───── ENTRIES SHOWN ─────
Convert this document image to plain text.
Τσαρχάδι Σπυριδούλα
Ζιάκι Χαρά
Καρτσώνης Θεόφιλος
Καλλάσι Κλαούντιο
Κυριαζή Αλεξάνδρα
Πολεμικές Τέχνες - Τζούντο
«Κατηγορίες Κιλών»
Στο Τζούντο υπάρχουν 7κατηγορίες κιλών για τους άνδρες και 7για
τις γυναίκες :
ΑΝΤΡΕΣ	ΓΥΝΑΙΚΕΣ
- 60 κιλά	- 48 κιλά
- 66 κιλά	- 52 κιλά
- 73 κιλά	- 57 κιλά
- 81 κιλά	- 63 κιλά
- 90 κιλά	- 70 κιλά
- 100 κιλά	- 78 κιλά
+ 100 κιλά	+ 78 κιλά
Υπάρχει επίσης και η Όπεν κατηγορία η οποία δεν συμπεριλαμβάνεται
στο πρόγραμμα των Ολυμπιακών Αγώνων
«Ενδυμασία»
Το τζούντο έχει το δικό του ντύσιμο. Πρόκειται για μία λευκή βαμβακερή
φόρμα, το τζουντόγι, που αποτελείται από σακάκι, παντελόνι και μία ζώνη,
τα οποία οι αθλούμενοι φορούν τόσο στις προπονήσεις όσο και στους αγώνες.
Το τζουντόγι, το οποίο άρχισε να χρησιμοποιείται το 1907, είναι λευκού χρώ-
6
─────
Pick every line with "κιλά" in it and copy it.

- 60 κιλά	- 48 κιλά
- 66 κιλά	- 52 κιλά
- 73 κιλά	- 57 κιλά
- 81 κιλά	- 63 κιλά
- 90 κιλά	- 70 κιλά
- 100 κιλά	- 78 κιλά
+ 100 κιλά	+ 78 κιλά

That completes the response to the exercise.